+++ Records supplied

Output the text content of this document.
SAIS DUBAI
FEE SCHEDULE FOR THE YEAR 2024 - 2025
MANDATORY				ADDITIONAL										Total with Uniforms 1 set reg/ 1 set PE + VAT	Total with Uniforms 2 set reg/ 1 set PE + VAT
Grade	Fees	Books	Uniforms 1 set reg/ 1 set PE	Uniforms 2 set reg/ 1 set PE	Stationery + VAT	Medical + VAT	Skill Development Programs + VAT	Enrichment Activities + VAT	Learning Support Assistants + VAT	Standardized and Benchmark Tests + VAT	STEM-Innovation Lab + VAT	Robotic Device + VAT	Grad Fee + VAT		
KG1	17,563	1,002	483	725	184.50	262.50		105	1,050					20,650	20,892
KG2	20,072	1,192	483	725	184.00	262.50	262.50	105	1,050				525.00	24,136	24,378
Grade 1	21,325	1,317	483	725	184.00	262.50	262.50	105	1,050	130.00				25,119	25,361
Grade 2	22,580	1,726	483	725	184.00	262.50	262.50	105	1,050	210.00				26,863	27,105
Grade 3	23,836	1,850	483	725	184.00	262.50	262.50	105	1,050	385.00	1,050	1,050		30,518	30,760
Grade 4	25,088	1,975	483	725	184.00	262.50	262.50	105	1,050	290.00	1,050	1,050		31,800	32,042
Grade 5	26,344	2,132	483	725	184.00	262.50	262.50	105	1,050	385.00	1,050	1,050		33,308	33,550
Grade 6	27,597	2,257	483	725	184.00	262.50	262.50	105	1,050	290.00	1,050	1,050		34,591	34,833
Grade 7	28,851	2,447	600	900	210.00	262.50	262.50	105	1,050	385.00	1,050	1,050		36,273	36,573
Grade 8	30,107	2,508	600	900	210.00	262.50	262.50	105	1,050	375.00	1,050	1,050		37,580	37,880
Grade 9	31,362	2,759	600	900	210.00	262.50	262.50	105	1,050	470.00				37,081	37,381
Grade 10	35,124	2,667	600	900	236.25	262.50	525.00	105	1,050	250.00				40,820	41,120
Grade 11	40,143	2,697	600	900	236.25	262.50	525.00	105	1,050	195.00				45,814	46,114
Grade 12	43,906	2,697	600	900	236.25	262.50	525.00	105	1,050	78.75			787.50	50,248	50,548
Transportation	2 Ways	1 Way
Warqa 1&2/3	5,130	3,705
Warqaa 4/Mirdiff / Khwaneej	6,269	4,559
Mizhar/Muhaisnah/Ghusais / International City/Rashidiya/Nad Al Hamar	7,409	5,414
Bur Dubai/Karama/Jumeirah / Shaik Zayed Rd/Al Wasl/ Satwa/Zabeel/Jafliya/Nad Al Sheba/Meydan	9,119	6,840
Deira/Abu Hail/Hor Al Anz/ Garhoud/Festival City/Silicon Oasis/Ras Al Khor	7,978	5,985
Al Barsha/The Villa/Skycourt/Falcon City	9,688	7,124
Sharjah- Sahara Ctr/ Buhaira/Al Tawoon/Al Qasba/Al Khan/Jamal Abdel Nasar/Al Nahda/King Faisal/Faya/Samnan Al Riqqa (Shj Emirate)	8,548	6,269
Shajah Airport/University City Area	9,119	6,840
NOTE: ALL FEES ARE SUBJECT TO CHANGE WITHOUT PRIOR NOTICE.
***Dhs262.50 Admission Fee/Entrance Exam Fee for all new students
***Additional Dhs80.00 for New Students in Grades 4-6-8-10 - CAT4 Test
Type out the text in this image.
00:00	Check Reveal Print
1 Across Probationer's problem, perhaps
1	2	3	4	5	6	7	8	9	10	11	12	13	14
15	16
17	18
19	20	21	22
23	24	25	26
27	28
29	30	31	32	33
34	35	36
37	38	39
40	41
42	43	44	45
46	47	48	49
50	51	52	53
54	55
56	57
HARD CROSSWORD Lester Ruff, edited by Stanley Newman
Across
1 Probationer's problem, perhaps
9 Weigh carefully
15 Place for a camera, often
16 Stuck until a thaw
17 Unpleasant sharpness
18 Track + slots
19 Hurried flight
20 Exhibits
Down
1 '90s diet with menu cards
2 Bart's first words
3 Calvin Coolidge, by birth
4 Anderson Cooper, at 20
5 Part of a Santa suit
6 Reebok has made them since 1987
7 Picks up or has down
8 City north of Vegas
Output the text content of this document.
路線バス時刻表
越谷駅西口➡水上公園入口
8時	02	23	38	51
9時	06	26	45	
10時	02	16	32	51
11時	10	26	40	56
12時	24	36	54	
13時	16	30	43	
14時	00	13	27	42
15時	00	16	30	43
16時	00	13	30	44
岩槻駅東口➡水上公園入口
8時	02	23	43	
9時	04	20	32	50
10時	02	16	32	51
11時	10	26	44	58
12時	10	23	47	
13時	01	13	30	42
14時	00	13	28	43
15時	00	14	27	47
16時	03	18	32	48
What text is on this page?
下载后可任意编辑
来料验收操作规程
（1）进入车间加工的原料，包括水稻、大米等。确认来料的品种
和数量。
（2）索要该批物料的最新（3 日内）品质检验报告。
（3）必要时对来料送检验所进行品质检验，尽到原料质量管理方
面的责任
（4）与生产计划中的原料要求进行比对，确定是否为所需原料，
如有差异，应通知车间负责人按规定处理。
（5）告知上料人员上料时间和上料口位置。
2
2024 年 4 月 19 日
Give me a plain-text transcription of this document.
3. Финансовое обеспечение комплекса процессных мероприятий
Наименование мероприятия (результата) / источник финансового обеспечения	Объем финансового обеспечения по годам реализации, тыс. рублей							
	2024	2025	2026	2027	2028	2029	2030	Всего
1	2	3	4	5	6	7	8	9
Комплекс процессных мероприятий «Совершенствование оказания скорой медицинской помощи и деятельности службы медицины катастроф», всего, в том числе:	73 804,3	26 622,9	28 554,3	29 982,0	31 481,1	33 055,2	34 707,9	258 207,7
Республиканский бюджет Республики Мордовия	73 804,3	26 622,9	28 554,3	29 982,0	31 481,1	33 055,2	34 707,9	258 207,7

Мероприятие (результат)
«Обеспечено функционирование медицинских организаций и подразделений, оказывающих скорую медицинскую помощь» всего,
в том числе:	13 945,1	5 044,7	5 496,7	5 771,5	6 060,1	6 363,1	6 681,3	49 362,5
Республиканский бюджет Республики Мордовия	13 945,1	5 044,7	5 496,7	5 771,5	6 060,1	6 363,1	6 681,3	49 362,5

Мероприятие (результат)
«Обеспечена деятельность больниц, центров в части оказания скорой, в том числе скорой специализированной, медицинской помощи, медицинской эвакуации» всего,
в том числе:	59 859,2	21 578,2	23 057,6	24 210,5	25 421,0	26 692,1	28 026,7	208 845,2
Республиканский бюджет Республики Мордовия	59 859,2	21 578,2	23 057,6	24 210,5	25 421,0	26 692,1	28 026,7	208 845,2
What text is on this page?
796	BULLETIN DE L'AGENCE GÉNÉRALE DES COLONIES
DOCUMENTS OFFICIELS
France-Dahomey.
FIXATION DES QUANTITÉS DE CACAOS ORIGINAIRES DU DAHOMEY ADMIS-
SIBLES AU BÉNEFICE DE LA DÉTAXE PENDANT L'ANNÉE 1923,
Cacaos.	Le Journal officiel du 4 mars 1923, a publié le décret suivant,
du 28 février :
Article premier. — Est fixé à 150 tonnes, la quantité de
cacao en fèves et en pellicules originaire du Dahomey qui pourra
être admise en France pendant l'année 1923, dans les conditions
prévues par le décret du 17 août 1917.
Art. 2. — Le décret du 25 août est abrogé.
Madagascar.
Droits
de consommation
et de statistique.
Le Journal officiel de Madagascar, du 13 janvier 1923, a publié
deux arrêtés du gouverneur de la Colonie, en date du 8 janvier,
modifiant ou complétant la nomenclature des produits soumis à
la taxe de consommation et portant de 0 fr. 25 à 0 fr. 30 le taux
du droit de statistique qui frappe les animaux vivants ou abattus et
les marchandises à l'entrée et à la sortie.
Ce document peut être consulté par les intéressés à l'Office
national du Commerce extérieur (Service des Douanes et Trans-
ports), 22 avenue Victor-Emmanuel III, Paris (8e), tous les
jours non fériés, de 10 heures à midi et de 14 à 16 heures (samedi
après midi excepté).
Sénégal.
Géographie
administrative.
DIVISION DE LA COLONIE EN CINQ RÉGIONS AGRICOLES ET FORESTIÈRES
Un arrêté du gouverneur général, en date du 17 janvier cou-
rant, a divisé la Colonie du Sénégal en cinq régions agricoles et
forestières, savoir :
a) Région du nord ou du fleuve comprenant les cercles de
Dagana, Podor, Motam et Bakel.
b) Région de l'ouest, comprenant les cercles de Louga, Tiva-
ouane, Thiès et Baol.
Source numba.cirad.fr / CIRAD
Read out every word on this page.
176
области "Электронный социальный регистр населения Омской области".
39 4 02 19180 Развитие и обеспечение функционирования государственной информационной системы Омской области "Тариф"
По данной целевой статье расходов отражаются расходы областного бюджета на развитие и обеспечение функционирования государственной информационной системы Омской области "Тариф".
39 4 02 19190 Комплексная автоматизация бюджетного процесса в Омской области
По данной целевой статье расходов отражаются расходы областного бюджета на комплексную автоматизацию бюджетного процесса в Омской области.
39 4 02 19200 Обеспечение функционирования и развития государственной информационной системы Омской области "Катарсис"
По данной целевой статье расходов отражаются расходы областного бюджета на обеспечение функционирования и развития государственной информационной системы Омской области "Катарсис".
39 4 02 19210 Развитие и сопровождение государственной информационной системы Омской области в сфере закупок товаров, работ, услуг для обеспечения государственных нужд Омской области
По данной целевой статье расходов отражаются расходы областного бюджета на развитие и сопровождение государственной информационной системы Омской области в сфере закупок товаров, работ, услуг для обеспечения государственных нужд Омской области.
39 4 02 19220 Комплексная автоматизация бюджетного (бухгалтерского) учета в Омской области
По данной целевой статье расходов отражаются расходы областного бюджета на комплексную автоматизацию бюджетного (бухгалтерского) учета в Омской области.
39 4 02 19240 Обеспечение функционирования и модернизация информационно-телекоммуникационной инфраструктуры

++++++

Exercise directions -> Your answer should be one number: how many lines in the material above contain the string "décret".

Final result -> 3